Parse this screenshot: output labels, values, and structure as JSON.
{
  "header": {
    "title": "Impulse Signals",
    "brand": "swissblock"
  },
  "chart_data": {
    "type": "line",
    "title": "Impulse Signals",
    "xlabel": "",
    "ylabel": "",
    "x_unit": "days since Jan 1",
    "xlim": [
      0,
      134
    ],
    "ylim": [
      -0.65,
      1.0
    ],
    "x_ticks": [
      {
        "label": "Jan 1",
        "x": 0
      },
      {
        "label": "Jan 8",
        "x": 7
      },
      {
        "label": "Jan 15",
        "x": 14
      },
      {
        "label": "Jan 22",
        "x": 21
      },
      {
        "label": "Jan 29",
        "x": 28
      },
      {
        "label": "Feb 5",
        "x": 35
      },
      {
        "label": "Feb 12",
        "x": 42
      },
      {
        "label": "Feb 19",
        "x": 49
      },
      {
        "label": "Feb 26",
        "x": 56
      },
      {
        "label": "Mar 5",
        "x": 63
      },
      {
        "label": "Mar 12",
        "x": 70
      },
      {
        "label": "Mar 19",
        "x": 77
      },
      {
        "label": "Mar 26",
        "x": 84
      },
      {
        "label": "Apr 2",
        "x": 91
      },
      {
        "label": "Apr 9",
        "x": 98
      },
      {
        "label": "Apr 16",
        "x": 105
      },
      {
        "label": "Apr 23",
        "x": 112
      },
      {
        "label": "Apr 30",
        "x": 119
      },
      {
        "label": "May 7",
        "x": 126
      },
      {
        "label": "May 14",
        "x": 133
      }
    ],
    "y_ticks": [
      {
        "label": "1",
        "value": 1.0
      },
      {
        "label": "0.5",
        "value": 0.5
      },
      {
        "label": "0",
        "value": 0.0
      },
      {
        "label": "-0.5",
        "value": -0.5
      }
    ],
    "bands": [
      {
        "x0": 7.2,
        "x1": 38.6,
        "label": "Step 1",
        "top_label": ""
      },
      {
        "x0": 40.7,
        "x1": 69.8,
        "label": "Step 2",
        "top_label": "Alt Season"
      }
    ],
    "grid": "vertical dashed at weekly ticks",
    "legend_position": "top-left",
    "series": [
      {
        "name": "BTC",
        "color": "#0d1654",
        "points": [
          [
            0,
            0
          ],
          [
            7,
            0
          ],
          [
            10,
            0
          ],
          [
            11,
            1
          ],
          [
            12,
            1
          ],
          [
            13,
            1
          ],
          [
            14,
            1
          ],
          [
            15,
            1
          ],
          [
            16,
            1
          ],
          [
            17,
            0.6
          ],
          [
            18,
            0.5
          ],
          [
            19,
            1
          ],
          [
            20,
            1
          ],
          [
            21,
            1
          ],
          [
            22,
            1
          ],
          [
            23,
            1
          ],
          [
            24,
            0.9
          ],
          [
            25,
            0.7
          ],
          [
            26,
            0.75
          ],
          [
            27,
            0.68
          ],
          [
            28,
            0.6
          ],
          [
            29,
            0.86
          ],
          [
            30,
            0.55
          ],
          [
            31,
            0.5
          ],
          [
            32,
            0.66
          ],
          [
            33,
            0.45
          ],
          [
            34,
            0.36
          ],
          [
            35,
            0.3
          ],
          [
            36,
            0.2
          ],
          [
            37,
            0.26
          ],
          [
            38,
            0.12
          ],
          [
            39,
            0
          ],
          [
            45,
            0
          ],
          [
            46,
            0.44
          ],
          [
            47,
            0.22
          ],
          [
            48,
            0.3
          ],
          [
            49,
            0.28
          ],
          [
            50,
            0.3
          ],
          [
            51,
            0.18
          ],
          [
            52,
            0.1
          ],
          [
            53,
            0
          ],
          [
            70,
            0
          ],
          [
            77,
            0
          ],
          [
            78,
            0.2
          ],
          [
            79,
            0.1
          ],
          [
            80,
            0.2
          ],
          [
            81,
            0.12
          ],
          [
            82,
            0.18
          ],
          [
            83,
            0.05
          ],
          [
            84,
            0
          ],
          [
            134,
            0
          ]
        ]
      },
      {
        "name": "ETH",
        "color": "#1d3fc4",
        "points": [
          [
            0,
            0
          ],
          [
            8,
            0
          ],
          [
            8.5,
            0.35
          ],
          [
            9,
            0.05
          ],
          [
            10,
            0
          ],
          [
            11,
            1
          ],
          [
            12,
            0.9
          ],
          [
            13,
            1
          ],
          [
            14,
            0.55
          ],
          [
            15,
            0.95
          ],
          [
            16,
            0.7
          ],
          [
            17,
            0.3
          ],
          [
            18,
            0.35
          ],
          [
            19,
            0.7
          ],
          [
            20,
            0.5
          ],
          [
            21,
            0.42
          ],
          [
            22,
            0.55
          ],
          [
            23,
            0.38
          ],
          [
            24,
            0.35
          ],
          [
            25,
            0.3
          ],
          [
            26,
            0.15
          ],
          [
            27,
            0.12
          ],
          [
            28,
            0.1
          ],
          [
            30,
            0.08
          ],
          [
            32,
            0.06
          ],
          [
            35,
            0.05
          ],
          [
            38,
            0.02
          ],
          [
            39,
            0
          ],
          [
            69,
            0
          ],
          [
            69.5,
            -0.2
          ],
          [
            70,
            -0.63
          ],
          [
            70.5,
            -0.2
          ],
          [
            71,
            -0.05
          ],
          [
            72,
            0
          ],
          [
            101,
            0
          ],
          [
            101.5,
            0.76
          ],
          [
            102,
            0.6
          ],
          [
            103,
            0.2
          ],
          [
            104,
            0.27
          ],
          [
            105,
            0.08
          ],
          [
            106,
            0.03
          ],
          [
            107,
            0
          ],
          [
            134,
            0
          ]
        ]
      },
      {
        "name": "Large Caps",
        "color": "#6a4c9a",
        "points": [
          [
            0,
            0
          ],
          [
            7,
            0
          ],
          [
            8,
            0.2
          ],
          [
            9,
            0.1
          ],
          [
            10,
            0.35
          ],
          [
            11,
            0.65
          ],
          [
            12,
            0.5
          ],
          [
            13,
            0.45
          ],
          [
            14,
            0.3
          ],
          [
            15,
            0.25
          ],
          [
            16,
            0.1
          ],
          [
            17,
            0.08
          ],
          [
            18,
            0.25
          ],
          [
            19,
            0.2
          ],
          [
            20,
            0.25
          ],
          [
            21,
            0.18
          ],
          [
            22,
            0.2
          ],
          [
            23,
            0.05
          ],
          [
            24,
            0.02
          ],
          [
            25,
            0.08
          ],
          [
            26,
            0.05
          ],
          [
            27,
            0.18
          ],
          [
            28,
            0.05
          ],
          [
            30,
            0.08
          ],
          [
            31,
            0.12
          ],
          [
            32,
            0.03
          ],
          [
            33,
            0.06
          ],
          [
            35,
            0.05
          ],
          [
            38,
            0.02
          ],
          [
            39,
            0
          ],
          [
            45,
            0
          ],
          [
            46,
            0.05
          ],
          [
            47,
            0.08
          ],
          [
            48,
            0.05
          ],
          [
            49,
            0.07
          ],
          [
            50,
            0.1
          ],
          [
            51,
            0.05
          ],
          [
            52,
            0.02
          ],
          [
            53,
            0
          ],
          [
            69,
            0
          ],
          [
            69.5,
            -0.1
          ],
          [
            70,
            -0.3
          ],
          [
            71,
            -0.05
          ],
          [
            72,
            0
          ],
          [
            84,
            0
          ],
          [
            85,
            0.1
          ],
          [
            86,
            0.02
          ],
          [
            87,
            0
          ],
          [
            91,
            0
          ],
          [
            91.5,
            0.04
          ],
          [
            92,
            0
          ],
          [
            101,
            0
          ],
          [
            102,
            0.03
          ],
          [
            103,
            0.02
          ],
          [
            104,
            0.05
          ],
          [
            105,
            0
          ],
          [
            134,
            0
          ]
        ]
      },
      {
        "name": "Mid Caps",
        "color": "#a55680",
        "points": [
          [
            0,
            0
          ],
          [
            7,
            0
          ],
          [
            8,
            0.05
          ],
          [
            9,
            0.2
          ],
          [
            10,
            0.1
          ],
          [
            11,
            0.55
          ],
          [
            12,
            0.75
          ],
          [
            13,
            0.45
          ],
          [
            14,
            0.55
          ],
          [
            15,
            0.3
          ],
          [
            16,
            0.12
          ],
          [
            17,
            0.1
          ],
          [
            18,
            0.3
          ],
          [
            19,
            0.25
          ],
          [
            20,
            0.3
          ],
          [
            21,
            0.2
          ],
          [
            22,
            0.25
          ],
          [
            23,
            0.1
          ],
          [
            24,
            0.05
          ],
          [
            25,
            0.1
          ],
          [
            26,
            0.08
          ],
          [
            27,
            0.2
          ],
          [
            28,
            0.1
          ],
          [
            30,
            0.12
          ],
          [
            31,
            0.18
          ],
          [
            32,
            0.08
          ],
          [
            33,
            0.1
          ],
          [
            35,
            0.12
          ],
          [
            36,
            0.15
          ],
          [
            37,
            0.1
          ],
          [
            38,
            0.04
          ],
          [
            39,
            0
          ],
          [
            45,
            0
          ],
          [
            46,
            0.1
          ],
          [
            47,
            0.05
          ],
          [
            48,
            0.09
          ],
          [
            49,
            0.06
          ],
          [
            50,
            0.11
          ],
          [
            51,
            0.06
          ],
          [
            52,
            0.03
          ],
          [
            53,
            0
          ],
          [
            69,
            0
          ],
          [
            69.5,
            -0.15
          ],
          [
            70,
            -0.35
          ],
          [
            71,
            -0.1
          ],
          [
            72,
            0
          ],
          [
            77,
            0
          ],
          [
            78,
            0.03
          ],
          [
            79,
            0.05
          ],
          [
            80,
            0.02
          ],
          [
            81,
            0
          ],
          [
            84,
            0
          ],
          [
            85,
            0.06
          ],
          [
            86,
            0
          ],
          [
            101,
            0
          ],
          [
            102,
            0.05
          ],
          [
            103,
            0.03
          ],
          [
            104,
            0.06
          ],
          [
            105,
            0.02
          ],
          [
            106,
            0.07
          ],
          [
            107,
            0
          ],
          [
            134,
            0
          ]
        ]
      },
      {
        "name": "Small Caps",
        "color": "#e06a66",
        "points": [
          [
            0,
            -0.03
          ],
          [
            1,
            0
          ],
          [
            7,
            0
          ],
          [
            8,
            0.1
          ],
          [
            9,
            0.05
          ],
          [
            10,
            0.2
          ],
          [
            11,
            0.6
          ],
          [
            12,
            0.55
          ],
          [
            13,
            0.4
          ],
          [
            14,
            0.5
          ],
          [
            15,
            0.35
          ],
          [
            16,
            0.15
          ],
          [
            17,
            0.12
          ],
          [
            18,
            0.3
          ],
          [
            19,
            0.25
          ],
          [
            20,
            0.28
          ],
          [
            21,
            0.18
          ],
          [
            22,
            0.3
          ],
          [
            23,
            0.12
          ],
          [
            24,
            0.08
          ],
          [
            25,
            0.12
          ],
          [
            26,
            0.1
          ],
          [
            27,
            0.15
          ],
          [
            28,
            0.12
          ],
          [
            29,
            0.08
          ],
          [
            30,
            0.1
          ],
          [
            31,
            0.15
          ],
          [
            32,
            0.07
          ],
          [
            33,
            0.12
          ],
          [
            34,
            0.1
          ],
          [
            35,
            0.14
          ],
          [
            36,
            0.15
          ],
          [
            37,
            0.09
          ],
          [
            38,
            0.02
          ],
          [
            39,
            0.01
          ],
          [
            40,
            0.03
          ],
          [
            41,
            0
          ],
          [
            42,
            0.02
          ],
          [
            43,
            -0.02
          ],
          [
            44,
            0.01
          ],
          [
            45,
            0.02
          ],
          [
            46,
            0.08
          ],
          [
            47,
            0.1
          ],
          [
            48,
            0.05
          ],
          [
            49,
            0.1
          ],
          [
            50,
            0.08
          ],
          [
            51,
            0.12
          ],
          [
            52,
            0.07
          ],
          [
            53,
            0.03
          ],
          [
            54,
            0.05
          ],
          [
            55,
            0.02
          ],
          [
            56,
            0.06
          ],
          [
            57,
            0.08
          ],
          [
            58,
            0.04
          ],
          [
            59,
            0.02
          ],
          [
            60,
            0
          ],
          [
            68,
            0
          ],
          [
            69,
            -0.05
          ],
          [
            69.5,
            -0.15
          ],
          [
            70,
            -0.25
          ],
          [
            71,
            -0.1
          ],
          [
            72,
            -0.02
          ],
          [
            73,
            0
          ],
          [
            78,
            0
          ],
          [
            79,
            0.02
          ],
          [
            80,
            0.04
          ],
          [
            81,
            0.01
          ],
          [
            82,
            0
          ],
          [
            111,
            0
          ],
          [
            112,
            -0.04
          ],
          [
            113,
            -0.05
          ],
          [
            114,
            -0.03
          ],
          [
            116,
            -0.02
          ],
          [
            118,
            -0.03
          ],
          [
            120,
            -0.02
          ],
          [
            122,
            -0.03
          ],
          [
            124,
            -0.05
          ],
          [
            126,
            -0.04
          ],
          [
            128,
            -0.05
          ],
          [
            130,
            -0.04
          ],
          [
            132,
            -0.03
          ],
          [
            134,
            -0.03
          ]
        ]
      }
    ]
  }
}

━━━━━━

*CHALLENGE:* In the entries above, find lines with "color" and copy each.

*IN RESPONSE:*
        "color": "#0d1654",
        "color": "#1d3fc4",
        "color": "#6a4c9a",
        "color": "#a55680",
        "color": "#e06a66",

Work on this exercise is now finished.